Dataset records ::
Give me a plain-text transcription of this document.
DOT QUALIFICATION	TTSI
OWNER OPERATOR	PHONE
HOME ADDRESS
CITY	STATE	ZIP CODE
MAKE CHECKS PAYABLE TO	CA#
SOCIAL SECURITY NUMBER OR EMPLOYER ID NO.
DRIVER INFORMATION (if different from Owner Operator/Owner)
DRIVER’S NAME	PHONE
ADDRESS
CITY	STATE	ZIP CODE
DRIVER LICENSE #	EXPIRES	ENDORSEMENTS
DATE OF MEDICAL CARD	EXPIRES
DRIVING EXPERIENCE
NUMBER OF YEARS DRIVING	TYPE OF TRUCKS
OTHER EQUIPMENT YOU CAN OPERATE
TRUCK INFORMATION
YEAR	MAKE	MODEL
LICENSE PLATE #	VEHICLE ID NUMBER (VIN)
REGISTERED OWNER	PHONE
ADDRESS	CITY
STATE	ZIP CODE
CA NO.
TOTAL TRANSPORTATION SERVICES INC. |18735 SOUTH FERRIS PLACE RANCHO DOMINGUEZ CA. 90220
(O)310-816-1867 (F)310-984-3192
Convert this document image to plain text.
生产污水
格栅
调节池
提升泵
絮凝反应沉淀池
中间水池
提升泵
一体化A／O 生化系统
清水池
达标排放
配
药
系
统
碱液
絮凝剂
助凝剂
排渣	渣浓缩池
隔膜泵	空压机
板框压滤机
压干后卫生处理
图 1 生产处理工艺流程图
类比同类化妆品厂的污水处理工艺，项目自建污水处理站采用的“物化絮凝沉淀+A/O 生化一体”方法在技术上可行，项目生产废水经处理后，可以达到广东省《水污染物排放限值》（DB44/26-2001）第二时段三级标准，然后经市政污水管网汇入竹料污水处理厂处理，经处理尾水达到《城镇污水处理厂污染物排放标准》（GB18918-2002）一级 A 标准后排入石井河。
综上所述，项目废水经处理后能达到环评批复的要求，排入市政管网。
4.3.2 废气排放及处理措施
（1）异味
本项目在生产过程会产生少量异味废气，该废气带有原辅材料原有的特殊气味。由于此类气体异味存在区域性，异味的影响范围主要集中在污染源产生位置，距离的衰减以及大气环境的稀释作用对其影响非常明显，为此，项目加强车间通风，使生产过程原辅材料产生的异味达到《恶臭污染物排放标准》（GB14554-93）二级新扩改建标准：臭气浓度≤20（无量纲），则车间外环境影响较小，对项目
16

PROBLEM DETAILS :: Above are some records; extract every one of them exactly.

FINAL RESULT ::
Give me a plain-text transcription of this document.
DOT QUALIFICATION	TTSI
OWNER OPERATOR	PHONE
HOME ADDRESS
CITY	STATE	ZIP CODE
MAKE CHECKS PAYABLE TO	CA#
SOCIAL SECURITY NUMBER OR EMPLOYER ID NO.
DRIVER INFORMATION (if different from Owner Operator/Owner)
DRIVER’S NAME	PHONE
ADDRESS
CITY	STATE	ZIP CODE
DRIVER LICENSE #	EXPIRES	ENDORSEMENTS
DATE OF MEDICAL CARD	EXPIRES
DRIVING EXPERIENCE
NUMBER OF YEARS DRIVING	TYPE OF TRUCKS
OTHER EQUIPMENT YOU CAN OPERATE
TRUCK INFORMATION
YEAR	MAKE	MODEL
LICENSE PLATE #	VEHICLE ID NUMBER (VIN)
REGISTERED OWNER	PHONE
ADDRESS	CITY
STATE	ZIP CODE
CA NO.
TOTAL TRANSPORTATION SERVICES INC. |18735 SOUTH FERRIS PLACE RANCHO DOMINGUEZ CA. 90220
(O)310-816-1867 (F)310-984-3192
Convert this document image to plain text.
生产污水
格栅
调节池
提升泵
絮凝反应沉淀池
中间水池
提升泵
一体化A／O 生化系统
清水池
达标排放
配
药
系
统
碱液
絮凝剂
助凝剂
排渣	渣浓缩池
隔膜泵	空压机
板框压滤机
压干后卫生处理
图 1 生产处理工艺流程图
类比同类化妆品厂的污水处理工艺，项目自建污水处理站采用的“物化絮凝沉淀+A/O 生化一体”方法在技术上可行，项目生产废水经处理后，可以达到广东省《水污染物排放限值》（DB44/26-2001）第二时段三级标准，然后经市政污水管网汇入竹料污水处理厂处理，经处理尾水达到《城镇污水处理厂污染物排放标准》（GB18918-2002）一级 A 标准后排入石井河。
综上所述，项目废水经处理后能达到环评批复的要求，排入市政管网。
4.3.2 废气排放及处理措施
（1）异味
本项目在生产过程会产生少量异味废气，该废气带有原辅材料原有的特殊气味。由于此类气体异味存在区域性，异味的影响范围主要集中在污染源产生位置，距离的衰减以及大气环境的稀释作用对其影响非常明显，为此，项目加强车间通风，使生产过程原辅材料产生的异味达到《恶臭污染物排放标准》（GB14554-93）二级新扩改建标准：臭气浓度≤20（无量纲），则车间外环境影响较小，对项目
16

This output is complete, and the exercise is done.